▸ **WRITTEN EXERCISE**
Below is a block of records. Copy every line in it that contains the word "JSON".

MATERIAL SHOWN start

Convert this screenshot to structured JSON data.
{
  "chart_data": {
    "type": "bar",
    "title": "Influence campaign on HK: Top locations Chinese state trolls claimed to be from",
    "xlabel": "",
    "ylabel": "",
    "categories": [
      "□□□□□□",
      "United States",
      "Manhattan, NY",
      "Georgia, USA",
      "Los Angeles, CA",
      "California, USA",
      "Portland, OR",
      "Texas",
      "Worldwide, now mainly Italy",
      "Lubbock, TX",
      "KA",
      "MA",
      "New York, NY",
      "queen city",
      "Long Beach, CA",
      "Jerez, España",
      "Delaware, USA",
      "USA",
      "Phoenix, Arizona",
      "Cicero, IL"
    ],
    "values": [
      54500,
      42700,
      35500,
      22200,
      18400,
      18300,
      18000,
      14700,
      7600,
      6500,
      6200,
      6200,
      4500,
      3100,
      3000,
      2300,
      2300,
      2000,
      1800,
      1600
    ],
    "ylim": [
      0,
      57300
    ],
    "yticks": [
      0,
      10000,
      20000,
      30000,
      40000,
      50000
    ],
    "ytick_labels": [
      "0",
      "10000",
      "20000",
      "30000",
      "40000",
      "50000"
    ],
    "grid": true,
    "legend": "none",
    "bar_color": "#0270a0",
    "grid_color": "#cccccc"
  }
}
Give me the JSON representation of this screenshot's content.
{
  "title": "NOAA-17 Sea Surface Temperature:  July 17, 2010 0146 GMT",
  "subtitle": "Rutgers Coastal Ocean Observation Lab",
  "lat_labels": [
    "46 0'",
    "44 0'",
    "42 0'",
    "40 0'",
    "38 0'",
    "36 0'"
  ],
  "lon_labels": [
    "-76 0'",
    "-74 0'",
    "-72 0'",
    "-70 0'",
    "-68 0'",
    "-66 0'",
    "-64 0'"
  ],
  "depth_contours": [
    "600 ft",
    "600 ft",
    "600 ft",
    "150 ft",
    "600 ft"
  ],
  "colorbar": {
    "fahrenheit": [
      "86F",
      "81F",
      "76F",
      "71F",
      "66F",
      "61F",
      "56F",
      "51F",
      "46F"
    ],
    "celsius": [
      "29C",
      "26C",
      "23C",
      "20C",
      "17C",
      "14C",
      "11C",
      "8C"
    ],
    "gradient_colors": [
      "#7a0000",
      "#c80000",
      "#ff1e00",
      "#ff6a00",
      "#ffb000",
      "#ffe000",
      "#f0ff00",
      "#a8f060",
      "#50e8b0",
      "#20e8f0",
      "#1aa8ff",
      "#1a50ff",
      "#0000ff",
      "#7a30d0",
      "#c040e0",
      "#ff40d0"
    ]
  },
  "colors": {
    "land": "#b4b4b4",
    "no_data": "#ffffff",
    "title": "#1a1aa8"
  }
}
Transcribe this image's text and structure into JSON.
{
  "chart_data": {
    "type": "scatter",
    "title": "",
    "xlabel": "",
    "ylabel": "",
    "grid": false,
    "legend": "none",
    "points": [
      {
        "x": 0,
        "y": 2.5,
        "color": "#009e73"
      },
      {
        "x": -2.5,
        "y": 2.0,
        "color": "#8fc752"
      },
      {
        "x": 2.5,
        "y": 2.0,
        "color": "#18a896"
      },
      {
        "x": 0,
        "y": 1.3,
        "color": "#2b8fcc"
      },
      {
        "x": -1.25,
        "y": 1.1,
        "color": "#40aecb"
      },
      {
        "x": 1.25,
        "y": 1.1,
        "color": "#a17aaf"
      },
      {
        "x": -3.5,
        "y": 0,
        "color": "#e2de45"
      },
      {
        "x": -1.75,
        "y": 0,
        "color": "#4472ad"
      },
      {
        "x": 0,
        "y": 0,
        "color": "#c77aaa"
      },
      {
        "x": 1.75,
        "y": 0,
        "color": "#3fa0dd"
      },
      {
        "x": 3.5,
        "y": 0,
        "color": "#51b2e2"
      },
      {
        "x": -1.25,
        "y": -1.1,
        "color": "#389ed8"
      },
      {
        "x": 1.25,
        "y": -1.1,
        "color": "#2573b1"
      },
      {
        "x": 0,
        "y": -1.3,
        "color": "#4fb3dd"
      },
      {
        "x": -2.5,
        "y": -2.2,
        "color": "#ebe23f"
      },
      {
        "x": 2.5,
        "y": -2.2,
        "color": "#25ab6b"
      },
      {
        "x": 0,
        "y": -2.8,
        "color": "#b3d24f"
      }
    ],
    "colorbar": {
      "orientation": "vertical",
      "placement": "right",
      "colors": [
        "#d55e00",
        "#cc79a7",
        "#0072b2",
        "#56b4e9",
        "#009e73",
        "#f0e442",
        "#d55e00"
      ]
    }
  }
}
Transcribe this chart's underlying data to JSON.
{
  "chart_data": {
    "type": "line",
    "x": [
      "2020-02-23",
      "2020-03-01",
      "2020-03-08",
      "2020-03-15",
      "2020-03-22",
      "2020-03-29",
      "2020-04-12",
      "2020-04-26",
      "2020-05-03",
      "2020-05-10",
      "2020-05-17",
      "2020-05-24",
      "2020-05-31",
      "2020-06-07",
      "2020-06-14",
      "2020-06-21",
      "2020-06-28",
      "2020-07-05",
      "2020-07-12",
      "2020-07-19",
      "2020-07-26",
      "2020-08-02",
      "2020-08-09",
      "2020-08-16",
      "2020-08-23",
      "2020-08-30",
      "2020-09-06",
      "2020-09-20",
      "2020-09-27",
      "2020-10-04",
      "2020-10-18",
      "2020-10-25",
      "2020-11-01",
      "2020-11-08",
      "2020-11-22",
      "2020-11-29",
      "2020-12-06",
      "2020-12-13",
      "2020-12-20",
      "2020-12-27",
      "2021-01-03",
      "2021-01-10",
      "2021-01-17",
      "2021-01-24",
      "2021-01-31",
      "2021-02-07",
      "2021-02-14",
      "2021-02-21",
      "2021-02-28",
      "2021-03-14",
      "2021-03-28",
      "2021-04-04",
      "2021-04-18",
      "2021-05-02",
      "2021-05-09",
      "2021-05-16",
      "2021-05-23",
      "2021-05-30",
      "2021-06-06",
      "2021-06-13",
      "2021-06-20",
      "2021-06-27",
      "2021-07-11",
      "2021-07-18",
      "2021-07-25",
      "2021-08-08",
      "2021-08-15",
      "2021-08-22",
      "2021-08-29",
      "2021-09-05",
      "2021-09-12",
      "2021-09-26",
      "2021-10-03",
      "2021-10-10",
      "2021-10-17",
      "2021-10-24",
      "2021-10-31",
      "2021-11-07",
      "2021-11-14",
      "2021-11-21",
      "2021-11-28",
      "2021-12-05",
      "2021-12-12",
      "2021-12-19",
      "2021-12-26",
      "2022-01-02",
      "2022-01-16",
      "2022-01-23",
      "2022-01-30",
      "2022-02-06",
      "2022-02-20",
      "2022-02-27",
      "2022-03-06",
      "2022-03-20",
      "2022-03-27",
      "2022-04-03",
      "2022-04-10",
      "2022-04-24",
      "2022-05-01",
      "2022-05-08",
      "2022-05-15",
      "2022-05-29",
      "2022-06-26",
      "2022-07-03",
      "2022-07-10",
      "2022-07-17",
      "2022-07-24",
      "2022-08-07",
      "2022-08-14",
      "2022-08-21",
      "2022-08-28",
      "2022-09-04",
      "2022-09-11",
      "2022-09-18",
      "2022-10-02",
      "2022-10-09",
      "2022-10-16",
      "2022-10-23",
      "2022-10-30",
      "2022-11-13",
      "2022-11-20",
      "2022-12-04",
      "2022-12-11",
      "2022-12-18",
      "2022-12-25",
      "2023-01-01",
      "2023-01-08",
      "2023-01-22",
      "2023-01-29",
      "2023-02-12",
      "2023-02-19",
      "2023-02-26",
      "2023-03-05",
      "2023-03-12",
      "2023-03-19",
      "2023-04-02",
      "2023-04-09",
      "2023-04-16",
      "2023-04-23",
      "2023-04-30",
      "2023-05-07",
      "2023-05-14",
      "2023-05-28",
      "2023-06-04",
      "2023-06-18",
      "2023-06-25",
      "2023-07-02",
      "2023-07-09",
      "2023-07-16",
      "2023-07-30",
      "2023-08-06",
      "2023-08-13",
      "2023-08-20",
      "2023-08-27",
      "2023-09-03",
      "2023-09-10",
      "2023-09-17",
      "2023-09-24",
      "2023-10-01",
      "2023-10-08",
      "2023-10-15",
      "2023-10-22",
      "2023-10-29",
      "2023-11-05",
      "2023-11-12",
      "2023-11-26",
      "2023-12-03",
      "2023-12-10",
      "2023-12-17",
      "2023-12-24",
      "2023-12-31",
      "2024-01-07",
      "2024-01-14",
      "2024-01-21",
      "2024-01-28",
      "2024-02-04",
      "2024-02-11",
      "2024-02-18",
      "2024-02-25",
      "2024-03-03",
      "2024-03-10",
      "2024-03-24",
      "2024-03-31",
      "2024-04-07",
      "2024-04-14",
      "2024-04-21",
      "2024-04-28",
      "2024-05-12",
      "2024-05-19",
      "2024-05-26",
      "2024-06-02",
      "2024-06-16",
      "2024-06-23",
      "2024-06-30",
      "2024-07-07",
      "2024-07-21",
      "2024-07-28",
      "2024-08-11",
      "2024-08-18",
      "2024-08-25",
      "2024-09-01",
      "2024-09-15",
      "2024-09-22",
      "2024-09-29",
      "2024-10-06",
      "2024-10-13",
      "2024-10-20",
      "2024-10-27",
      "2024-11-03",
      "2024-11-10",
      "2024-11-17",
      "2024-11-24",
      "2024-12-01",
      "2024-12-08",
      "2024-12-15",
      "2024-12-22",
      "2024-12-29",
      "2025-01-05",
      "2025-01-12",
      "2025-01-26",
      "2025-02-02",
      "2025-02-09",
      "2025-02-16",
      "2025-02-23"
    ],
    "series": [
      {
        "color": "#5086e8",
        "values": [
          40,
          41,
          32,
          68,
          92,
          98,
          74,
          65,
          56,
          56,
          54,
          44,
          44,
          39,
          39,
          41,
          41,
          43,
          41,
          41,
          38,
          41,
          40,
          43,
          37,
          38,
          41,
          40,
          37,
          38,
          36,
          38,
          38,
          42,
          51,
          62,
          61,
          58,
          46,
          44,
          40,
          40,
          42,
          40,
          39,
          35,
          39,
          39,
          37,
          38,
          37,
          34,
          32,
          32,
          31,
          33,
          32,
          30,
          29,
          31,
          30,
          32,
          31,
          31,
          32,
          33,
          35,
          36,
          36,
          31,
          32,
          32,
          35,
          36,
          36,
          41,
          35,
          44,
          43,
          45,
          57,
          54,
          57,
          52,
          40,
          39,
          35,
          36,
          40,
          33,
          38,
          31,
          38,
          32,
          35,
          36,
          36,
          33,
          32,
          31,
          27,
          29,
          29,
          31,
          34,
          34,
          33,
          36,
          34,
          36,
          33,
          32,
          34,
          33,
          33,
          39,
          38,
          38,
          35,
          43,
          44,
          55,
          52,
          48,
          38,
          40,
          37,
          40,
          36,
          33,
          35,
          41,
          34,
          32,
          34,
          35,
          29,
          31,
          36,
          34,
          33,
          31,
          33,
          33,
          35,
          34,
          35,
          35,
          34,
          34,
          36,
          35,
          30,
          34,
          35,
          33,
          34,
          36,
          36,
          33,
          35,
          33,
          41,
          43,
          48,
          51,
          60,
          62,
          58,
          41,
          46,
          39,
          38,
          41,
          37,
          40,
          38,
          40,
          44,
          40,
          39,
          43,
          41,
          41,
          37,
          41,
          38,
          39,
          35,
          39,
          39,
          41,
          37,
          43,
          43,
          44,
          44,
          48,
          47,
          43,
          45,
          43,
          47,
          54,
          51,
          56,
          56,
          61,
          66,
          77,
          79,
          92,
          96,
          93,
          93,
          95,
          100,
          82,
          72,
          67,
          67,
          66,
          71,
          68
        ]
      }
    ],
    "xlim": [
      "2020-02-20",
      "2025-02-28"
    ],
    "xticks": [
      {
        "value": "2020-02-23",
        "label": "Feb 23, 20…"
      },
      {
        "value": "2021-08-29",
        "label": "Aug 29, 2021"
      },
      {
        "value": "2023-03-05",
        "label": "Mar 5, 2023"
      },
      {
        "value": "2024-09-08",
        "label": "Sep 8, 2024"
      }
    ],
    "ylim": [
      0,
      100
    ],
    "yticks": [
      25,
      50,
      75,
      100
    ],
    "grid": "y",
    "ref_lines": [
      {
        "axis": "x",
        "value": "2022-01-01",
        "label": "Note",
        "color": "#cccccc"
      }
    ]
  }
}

MATERIAL SHOWN end

▸ **COMPLETE ANSWER**
Convert this screenshot to structured JSON data.
Give me the JSON representation of this screenshot's content.
Transcribe this image's text and structure into JSON.
Transcribe this chart's underlying data to JSON.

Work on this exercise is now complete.